(SET EXERCISE) Bring together all lines of the material below that contain the string "Centers".

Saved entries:
☆ ☆ ☆ ☆
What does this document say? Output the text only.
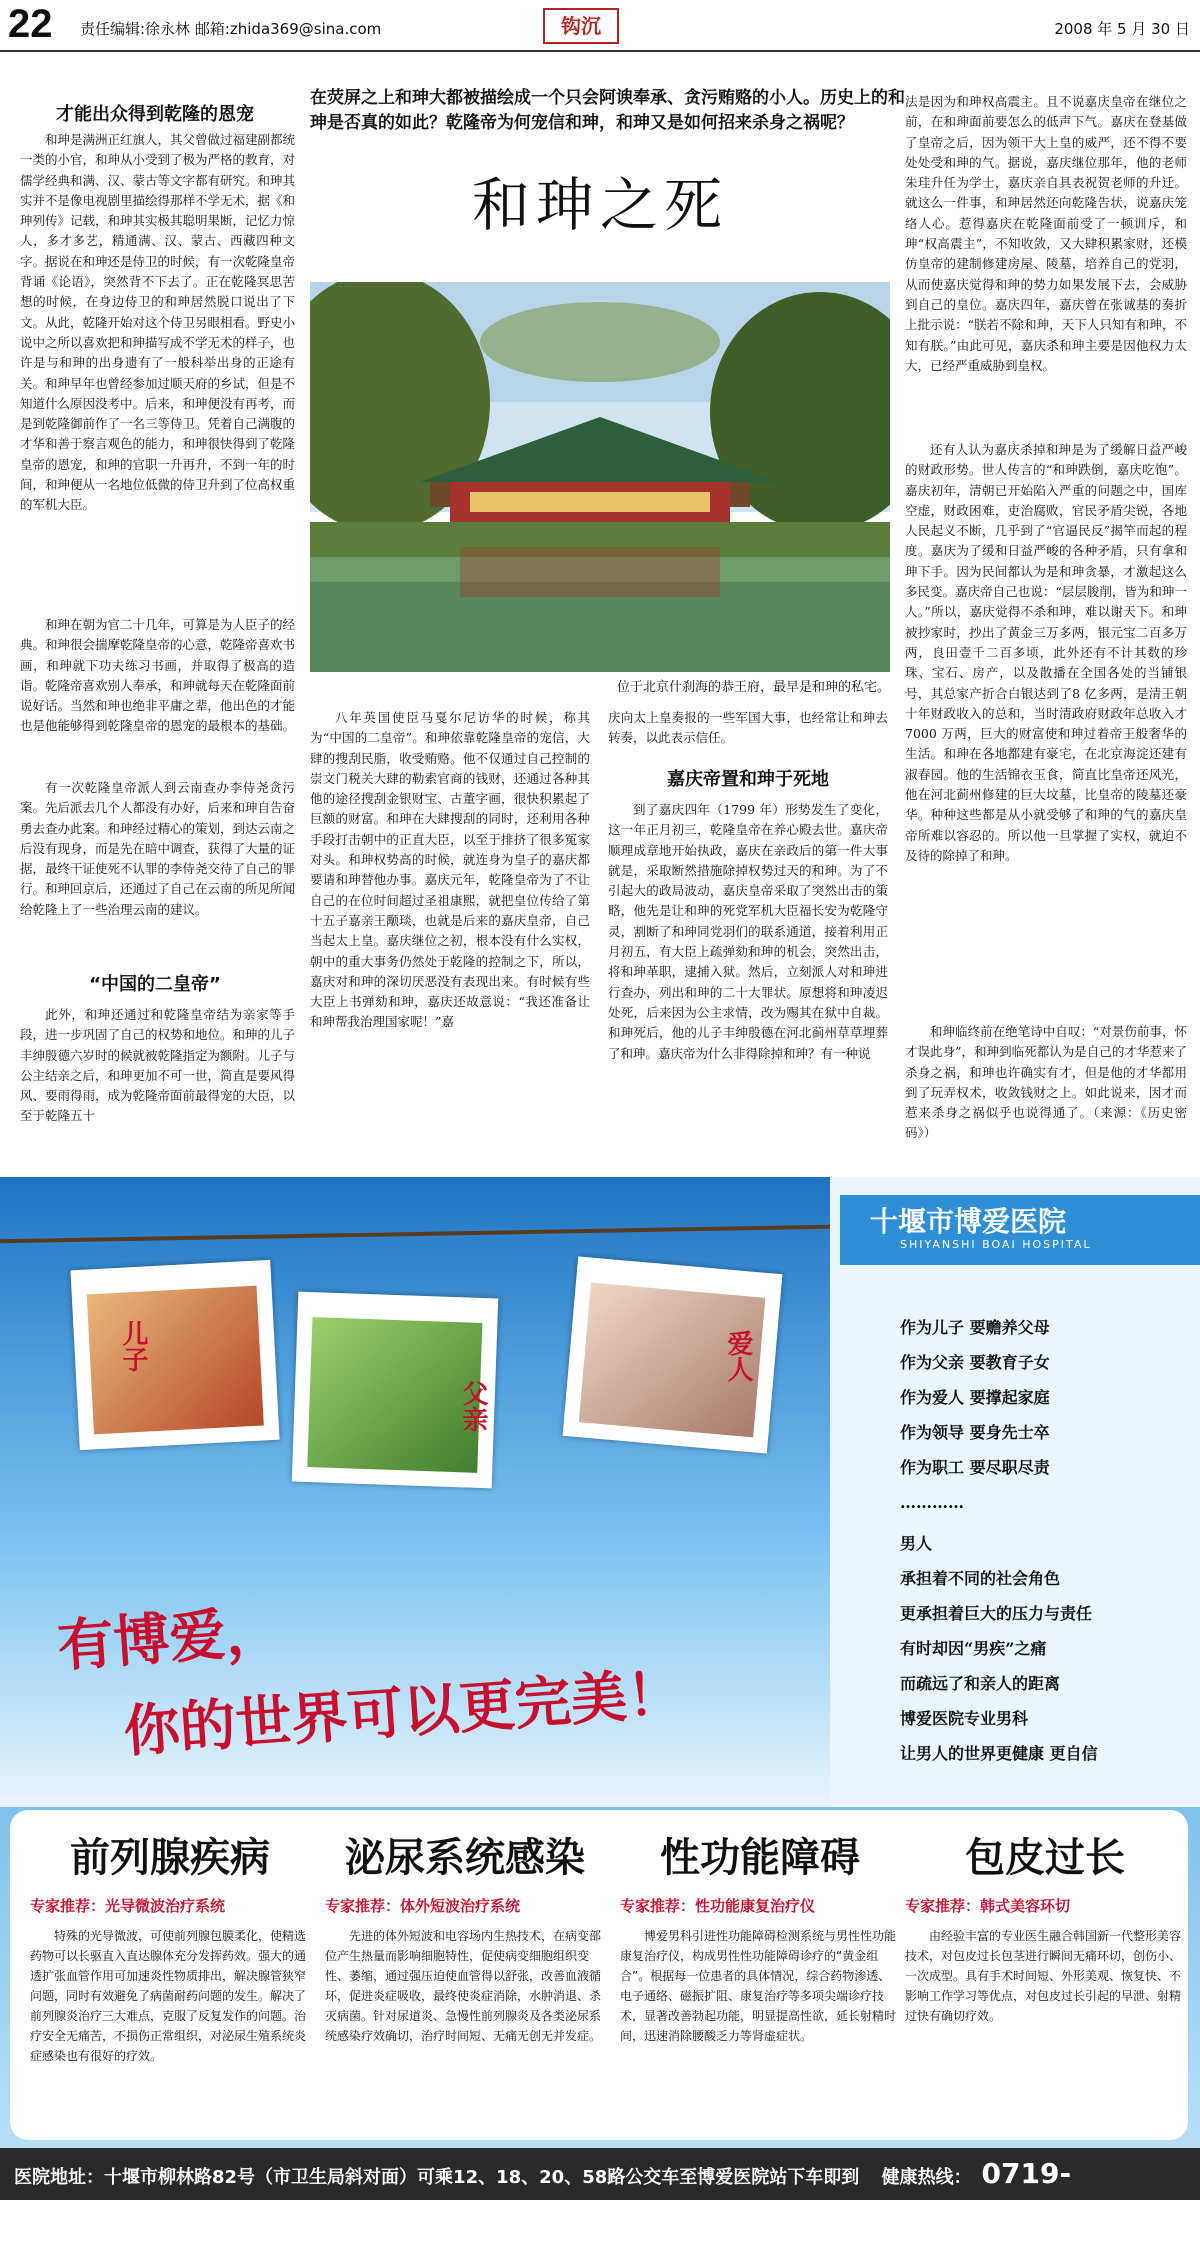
22 责任编辑:徐永林 邮箱:zhida369@sina.com	钩沉	2008 年 5 月 30 日
才能出众得到乾隆的恩宠

和珅是满洲正红旗人，其父曾做过福建副都统一类的小官，和珅从小受到了极为严格的教育，对儒学经典和满、汉、蒙古等文字都有研究。和珅其实并不是像电视剧里描绘得那样不学无术，据《和珅列传》记载，和珅其实极其聪明果断，记忆力惊人，多才多艺，精通满、汉、蒙古、西藏四种文字。据说在和珅还是侍卫的时候，有一次乾隆皇帝背诵《论语》，突然背不下去了。正在乾隆冥思苦想的时候，在身边侍卫的和珅居然脱口说出了下文。从此，乾隆开始对这个侍卫另眼相看。野史小说中之所以喜欢把和珅描写成不学无术的样子，也许是与和珅的出身遗有了一般科举出身的正途有关。和珅早年也曾经参加过顺天府的乡试，但是不知道什么原因没考中。后来，和珅便没有再考，而是到乾隆御前作了一名三等侍卫。凭着自己满腹的才华和善于察言观色的能力，和珅很快得到了乾隆皇帝的恩宠，和珅的官职一升再升，不到一年的时间，和珅便从一名地位低微的侍卫升到了位高权重的军机大臣。

和珅在朝为官二十几年，可算是为人臣子的经典。和珅很会揣摩乾隆皇帝的心意，乾隆帝喜欢书画，和珅就下功夫练习书画，并取得了极高的造诣。乾隆帝喜欢别人奉承，和珅就每天在乾隆面前说好话。当然和珅也绝非平庸之辈，他出色的才能也是他能够得到乾隆皇帝的恩宠的最根本的基础。

有一次乾隆皇帝派人到云南查办李侍尧贪污案。先后派去几个人都没有办好，后来和珅自告奋勇去查办此案。和珅经过精心的策划，到达云南之后没有现身，而是先在暗中调查，获得了大量的证据，最终干证使死不认罪的李侍尧交待了自己的罪行。和珅回京后，还通过了自己在云南的所见所闻给乾隆上了一些治理云南的建议。

“中国的二皇帝”

此外，和珅还通过和乾隆皇帝结为亲家等手段，进一步巩固了自己的权势和地位。和珅的儿子丰绅殷德六岁时的候就被乾隆指定为额附。儿子与公主结亲之后，和珅更加不可一世，简直是要风得风、要雨得雨，成为乾隆帝面前最得宠的大臣，以至于乾隆五十

在荧屏之上和珅大都被描绘成一个只会阿谀奉承、贪污贿赂的小人。历史上的和珅是否真的如此？乾隆帝为何宠信和珅，和珅又是如何招来杀身之祸呢？
和珅之死
位于北京什刹海的恭王府，最早是和珅的私宅。

八年英国使臣马戛尔尼访华的时候，称其为“中国的二皇帝”。和珅依靠乾隆皇帝的宠信，大肆的搜刮民脂，收受贿赂。他不仅通过自己控制的崇文门税关大肆的勒索官商的钱财，还通过各种其他的途径搜刮金银财宝、古董字画，很快积累起了巨额的财富。和珅在大肆搜刮的同时，还利用各种手段打击朝中的正直大臣，以至于排挤了很多冤家对头。和珅权势高的时候，就连身为皇子的嘉庆都要请和珅替他办事。嘉庆元年，乾隆皇帝为了不让自己的在位时间超过圣祖康熙，就把皇位传给了第十五子嘉亲王颙琰，也就是后来的嘉庆皇帝，自己当起太上皇。嘉庆继位之初，根本没有什么实权，朝中的重大事务仍然处于乾隆的控制之下，所以，嘉庆对和珅的深切厌恶没有表现出来。有时候有些大臣上书弹劾和珅，嘉庆还故意说：“我还准备让和珅帮我治理国家呢！”嘉

庆向太上皇奏报的一些军国大事，也经常让和珅去转奏，以此表示信任。

嘉庆帝置和珅于死地

到了嘉庆四年（1799 年）形势发生了变化，这一年正月初三，乾隆皇帝在养心殿去世。嘉庆帝顺理成章地开始执政，嘉庆在亲政后的第一件大事就是，采取断然措施除掉权势过天的和珅。为了不引起大的政局波动，嘉庆皇帝采取了突然出击的策略，他先是让和珅的死党军机大臣福长安为乾隆守灵，割断了和珅同党羽们的联系通道，接着利用正月初五，有大臣上疏弹劾和珅的机会，突然出击，将和珅革职，逮捕入狱。然后，立刻派人对和珅进行查办，列出和珅的二十大罪状。原想将和珅凌迟处死，后来因为公主求情，改为赐其在狱中自裁。和珅死后，他的儿子丰绅殷德在河北蓟州草草埋葬了和珅。嘉庆帝为什么非得除掉和珅？有一种说

法是因为和珅权高震主。且不说嘉庆皇帝在继位之前，在和珅面前要怎么的低声下气。嘉庆在登基做了皇帝之后，因为领干大上皇的威严，还不得不要处处受和珅的气。据说，嘉庆继位那年，他的老师朱珪升任为学士，嘉庆亲自具表祝贺老师的升迁。就这么一件事，和珅居然还向乾隆告状，说嘉庆笼络人心。惹得嘉庆在乾隆面前受了一顿训斥，和珅“权高震主”，不知收敛，又大肆积累家财，还模仿皇帝的建制修建房屋、陵墓，培养自己的党羽，从而使嘉庆觉得和珅的势力如果发展下去，会威胁到自己的皇位。嘉庆四年，嘉庆曾在张诚基的奏折上批示说：“朕若不除和珅，天下人只知有和珅，不知有朕。”由此可见，嘉庆杀和珅主要是因他权力太大，已经严重威胁到皇权。

还有人认为嘉庆杀掉和珅是为了缓解日益严峻的财政形势。世人传言的“和珅跌倒，嘉庆吃饱”。嘉庆初年，清朝已开始陷入严重的问题之中，国库空虚，财政困难，吏治腐败，官民矛盾尖锐，各地人民起义不断，几乎到了“官逼民反”揭竿而起的程度。嘉庆为了缓和日益严峻的各种矛盾，只有拿和珅下手。因为民间都认为是和珅贪暴，才激起这么多民变。嘉庆帝自己也说：“层层朘削，皆为和珅一人。”所以，嘉庆觉得不杀和珅，难以谢天下。和珅被抄家时，抄出了黄金三万多两，银元宝二百多万两，良田壹千二百多顷，此外还有不计其数的珍珠、宝石、房产，以及散播在全国各处的当铺银号，其总家产折合白银达到了8 亿多两，是清王朝十年财政收入的总和，当时清政府财政年总收入才7000 万两，巨大的财富使和珅过着帝王般奢华的生活。和珅在各地都建有豪宅，在北京海淀还建有淑春园。他的生活锦衣玉食，简直比皇帝还风光，他在河北蓟州修建的巨大坟墓，比皇帝的陵墓还豪华。种种这些都是从小就受够了和珅的气的嘉庆皇帝所难以容忍的。所以他一旦掌握了实权，就迫不及待的除掉了和珅。

和珅临终前在绝笔诗中自叹：“对景伤前事，怀才误此身”，和珅到临死都认为是自己的才华惹来了杀身之祸，和珅也许确实有才，但是他的才华都用到了玩弄权术，收敛钱财之上。如此说来，因才而惹来杀身之祸似乎也说得通了。（来源：《历史密码》）

儿子
父亲
爱人
有博爱，
你的世界可以更完美！
十堰市博爱医院
SHIYANSHI BOAI HOSPITAL
作为儿子 要赡养父母
作为父亲 要教育子女
作为爱人 要撑起家庭
作为领导 要身先士卒
作为职工 要尽职尽责
…………
男人
承担着不同的社会角色
更承担着巨大的压力与责任
有时却因“男疾”之痛
而疏远了和亲人的距离
博爱医院专业男科
让男人的世界更健康 更自信
前列腺疾病
专家推荐：光导微波治疗系统
特殊的光导微波，可使前列腺包膜柔化，使精选药物可以长驱直入直达腺体充分发挥药效。强大的通透扩张血管作用可加速炎性物质排出，解决腺管狭窄问题，同时有效避免了病菌耐药问题的发生。解决了前列腺炎治疗三大难点，克服了反复发作的问题。治疗安全无痛苦，不损伤正常组织，对泌尿生殖系统炎症感染也有很好的疗效。
泌尿系统感染
专家推荐：体外短波治疗系统
先进的体外短波和电容场内生热技术，在病变部位产生热量而影响细胞特性，促使病变细胞组织变性、萎缩，通过强压迫使血管得以舒张，改善血液循环，促进炎症吸收，最终使炎症消除，水肿消退、杀灭病菌。针对尿道炎、急慢性前列腺炎及各类泌尿系统感染疗效确切，治疗时间短、无痛无创无并发症。
性功能障碍
专家推荐：性功能康复治疗仪
博爱男科引进性功能障碍检测系统与男性性功能康复治疗仪，构成男性性功能障碍诊疗的“黄金组合”。根据每一位患者的具体情况，综合药物渗透、电子通络、磁振扩阻、康复治疗等多项尖端诊疗技术，显著改善勃起功能，明显提高性欲，延长射精时间，迅速消除腰酸乏力等肾虚症状。
包皮过长
专家推荐：韩式美容环切
由经验丰富的专业医生融合韩国新一代整形美容技术，对包皮过长包茎进行瞬间无痛环切，创伤小、一次成型。具有手术时间短、外形美观、恢复快、不影响工作学习等优点，对包皮过长引起的早泄、射精过快有确切疗效。
医院地址：十堰市柳林路82号（市卫生局斜对面）可乘12、18、20、58路公交车至博爱医院站下车即到 健康热线： 0719-8200000
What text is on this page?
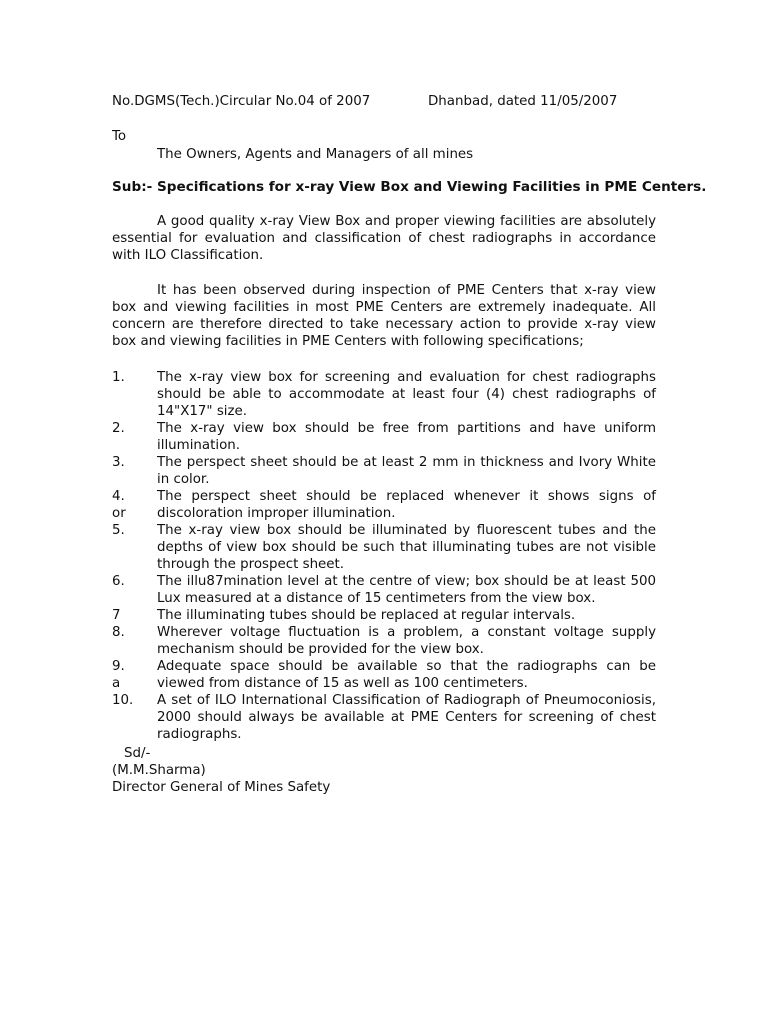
No.DGMS(Tech.)Circular No.04 of 2007	Dhanbad, dated 11/05/2007
To
The Owners, Agents and Managers of all mines
Sub:- Specifications for x-ray View Box and Viewing Facilities in PME Centers.
A good quality x-ray View Box and proper viewing facilities are absolutely essential for evaluation and classification of chest radiographs in accordance with ILO Classification.
It has been observed during inspection of PME Centers that x-ray view box and viewing facilities in most PME Centers are extremely inadequate. All concern are therefore directed to take necessary action to provide x-ray view box and viewing facilities in PME Centers with following specifications;
1. The x-ray view box for screening and evaluation for chest radiographs should be able to accommodate at least four (4) chest radiographs of 14"X17" size.
2. The x-ray view box should be free from partitions and have uniform illumination.
3. The perspect sheet should be at least 2 mm in thickness and Ivory White in color.
4.
or
The perspect sheet should be replaced whenever it shows signs of discoloration improper illumination.
5. The x-ray view box should be illuminated by fluorescent tubes and the depths of view box should be such that illuminating tubes are not visible through the prospect sheet.
6. The illu87mination level at the centre of view; box should be at least 500 Lux measured at a distance of 15 centimeters from the view box.
7	The illuminating tubes should be replaced at regular intervals.
8. Wherever voltage fluctuation is a problem, a constant voltage supply mechanism should be provided for the view box.
9.
a
Adequate space should be available so that the radiographs can be viewed from distance of 15 as well as 100 centimeters.
10. A set of ILO International Classification of Radiograph of Pneumoconiosis, 2000 should always be available at PME Centers for screening of chest radiographs.
Sd/-
(M.M.Sharma)
Director General of Mines Safety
☆ ☆ ☆ ☆
(EXERCISE RESULT)
Sub:- Specifications for x-ray View Box and Viewing Facilities in PME Centers.
It has been observed during inspection of PME Centers that x-ray view box and viewing facilities in most PME Centers are extremely inadequate. All concern are therefore directed to take necessary action to provide x-ray view box and viewing facilities in PME Centers with following specifications;
10. A set of ILO International Classification of Radiograph of Pneumoconiosis, 2000 should always be available at PME Centers for screening of chest radiographs.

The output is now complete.